◆ TASK TO CARRY OUT ◆
From the entries that follow, pick out all lines holding "title".

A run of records
┏━━

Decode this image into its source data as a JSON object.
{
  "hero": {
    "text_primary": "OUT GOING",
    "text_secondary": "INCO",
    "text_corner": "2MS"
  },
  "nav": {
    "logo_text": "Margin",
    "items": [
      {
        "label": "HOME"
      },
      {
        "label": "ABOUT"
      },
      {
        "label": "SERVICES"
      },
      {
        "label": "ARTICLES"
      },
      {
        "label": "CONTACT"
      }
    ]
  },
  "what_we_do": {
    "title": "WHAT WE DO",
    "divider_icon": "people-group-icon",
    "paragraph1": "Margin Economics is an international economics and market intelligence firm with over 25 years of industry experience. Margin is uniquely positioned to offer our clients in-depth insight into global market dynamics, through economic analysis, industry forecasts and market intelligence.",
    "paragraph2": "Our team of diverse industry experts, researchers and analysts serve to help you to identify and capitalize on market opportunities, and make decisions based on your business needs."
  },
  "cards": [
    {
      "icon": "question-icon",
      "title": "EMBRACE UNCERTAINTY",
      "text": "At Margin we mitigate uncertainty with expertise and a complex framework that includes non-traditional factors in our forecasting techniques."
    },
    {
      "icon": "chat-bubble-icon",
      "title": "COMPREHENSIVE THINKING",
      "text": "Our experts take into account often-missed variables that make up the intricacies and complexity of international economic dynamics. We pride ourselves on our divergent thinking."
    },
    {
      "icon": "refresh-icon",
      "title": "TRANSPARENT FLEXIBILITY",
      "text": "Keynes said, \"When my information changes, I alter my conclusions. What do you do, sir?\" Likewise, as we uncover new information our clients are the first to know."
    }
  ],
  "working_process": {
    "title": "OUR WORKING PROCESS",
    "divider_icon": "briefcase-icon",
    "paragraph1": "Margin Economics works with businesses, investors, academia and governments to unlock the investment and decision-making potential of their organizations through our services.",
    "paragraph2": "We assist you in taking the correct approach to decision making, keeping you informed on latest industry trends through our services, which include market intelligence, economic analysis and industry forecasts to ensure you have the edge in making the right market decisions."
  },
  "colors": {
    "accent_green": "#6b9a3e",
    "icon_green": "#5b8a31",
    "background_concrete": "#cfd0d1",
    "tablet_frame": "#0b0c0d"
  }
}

┗━━

◆ WRITTEN ANSWER ◆
    "title": "WHAT WE DO",
      "title": "EMBRACE UNCERTAINTY",
      "title": "COMPREHENSIVE THINKING",
      "title": "TRANSPARENT FLEXIBILITY",
    "title": "OUR WORKING PROCESS",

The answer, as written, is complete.